* **Text excerpt**:
For age-restricted or members-only videos, export cookies from your browser:

1. Install a browser extension like "Get cookies.txt LOCALLY"
2. Navigate to YouTube while logged in
3. Export cookies in Netscape format
4. Save to the tldw directory (e.g., `youtube_cookies.txt`)
5. Use with: `--cookies youtube_cookies.txt`

---

## Error Handling

### No Captions Available

**Error message:** `"No subtitles/captions found"`

**What it means:** The video has no auto-generated or manual captions available.

**Solution:** Inform the user that the video cannot be transcribed because it lacks captions.

### Invalid URL

**Error message:** `"ERROR: unable to download video data"`

**What it means:** The URL is malformed, the video doesn't exist, or it's private/deleted.

**Solution:** Verify the URL is correct and check if the video is publicly accessible.

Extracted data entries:
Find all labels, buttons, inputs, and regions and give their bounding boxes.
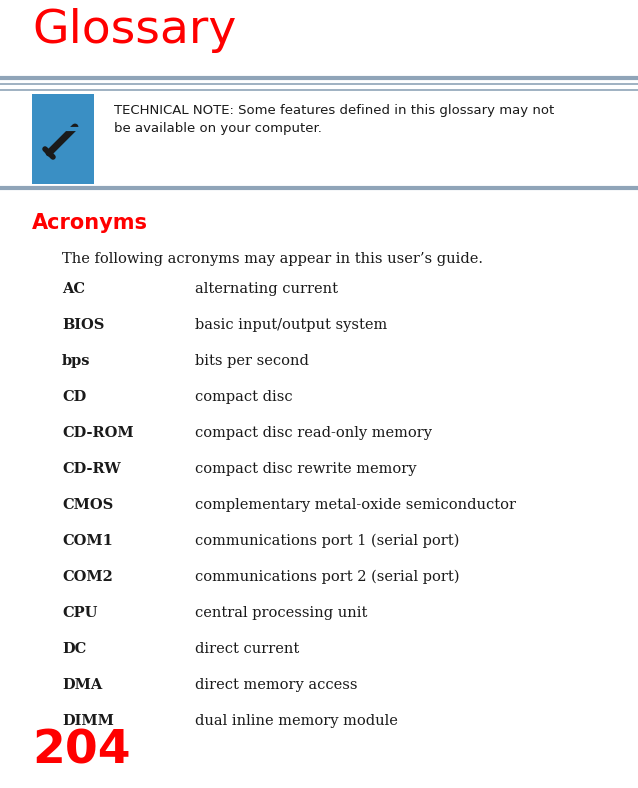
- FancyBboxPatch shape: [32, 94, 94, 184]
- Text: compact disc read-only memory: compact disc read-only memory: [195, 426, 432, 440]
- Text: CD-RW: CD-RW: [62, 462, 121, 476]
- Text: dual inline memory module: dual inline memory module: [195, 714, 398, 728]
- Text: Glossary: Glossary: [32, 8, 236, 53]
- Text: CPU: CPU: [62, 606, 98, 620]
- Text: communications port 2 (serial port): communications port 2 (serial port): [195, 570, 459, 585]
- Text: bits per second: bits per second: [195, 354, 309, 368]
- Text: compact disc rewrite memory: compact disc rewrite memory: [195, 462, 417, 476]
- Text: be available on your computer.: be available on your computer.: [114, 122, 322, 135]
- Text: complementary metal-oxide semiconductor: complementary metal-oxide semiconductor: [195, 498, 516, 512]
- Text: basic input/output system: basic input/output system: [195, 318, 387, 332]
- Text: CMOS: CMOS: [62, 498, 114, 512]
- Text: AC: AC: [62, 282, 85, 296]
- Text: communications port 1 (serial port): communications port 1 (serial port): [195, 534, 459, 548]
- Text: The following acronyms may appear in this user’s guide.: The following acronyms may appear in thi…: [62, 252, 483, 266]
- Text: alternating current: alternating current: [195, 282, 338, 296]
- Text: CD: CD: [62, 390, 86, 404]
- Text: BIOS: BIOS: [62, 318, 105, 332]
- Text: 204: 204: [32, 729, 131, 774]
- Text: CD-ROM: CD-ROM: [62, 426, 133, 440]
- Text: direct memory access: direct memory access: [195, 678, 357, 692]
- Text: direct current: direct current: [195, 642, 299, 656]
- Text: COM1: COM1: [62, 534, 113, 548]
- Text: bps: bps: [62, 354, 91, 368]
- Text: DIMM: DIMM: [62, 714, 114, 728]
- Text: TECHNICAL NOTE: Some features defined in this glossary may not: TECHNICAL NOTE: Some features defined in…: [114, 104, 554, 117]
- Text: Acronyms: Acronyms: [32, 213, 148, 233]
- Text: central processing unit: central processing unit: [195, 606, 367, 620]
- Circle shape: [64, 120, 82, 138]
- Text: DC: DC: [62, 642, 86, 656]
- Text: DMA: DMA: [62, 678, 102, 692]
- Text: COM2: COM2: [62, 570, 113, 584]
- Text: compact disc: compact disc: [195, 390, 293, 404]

---

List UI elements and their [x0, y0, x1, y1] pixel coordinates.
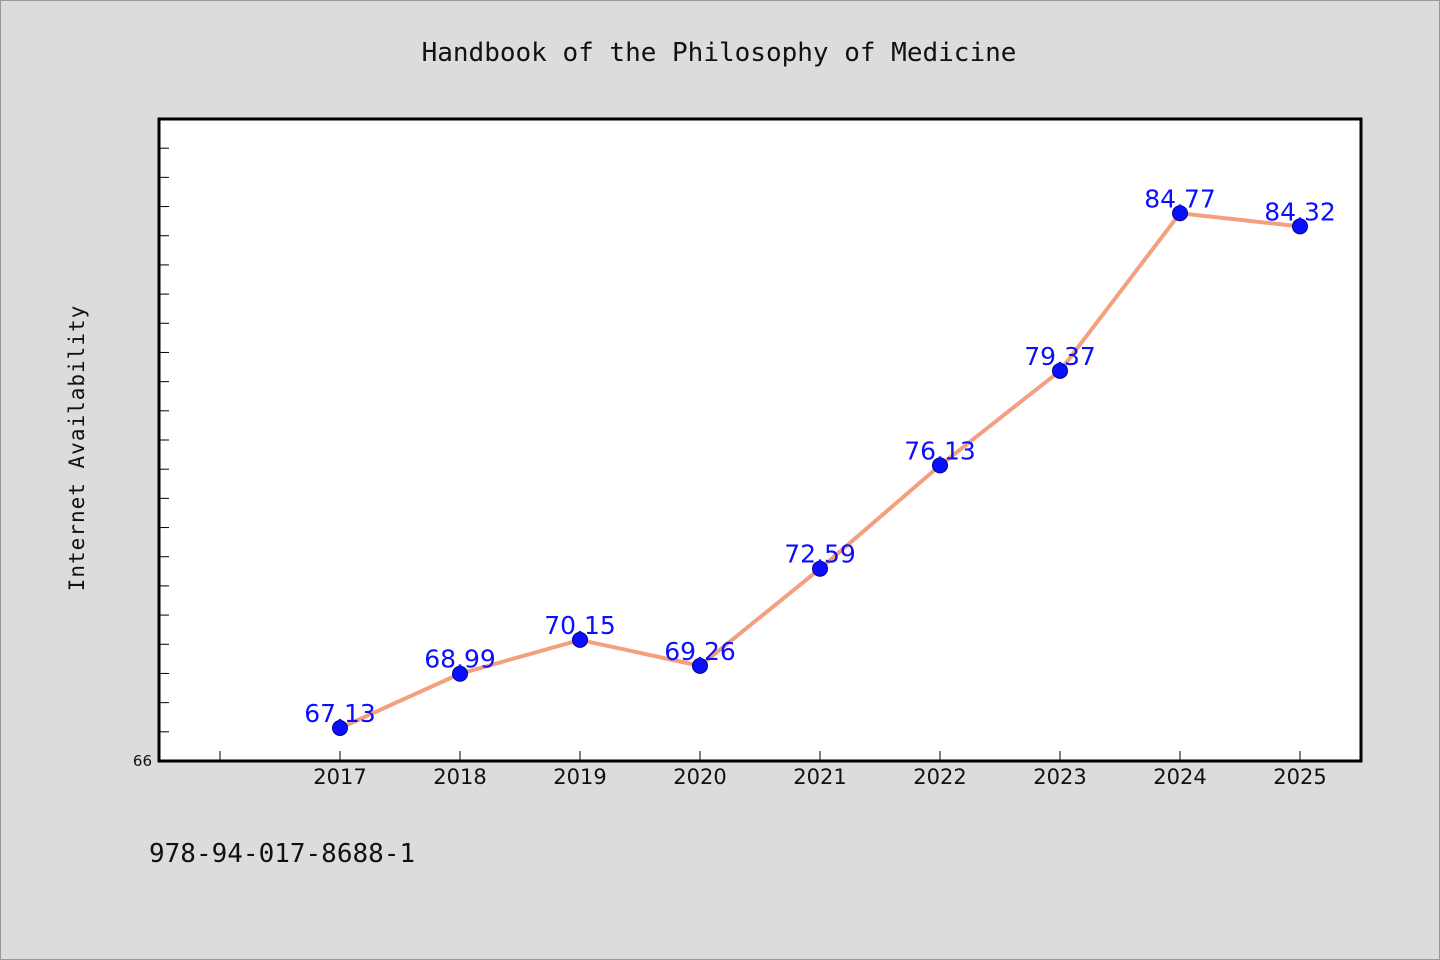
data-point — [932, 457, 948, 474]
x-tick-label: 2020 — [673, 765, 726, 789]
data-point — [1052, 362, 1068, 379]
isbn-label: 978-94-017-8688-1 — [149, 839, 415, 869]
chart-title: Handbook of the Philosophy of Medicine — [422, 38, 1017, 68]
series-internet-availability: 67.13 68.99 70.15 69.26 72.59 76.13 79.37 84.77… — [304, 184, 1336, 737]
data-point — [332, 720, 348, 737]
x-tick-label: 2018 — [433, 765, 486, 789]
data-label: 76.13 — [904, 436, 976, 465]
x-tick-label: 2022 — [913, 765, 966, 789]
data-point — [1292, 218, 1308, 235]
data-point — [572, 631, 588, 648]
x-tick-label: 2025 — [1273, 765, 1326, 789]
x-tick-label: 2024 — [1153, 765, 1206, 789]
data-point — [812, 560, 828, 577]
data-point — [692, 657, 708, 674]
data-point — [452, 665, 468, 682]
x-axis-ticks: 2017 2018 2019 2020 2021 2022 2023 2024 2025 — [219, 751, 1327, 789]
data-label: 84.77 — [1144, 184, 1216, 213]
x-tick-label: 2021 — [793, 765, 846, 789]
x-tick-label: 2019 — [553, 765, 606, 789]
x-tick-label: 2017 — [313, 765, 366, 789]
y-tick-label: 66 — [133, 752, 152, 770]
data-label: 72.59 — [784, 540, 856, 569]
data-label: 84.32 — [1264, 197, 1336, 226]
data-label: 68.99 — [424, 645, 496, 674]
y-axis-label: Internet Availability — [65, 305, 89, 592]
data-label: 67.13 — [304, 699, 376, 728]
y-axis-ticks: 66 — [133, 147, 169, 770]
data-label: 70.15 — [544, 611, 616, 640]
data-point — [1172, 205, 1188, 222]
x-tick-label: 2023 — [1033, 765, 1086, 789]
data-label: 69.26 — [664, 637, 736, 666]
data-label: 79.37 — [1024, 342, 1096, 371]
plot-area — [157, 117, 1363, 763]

* **Prompt 1**: Duplicate the portion of the YouTube cookies and error-handling excerpt above that begins at the words "### No Captions" and ends after the words "it lacks captions.".
* **Prompt 2**: Show every line of the rows above that contains the string "disc".

* **Full solution 1**:
### No Captions Available

**Error message:** `"No subtitles/captions found"`

**What it means:** The video has no auto-generated or manual captions available.

**Solution:** Inform the user that the video cannot be transcribed because it lacks captions.

* **Full solution 2**:
- Text: compact disc read-only memory: compact disc read-only memory: [195, 426, 432, 440]
- Text: compact disc rewrite memory: compact disc rewrite memory: [195, 462, 417, 476]
- Text: compact disc: compact disc: [195, 390, 293, 404]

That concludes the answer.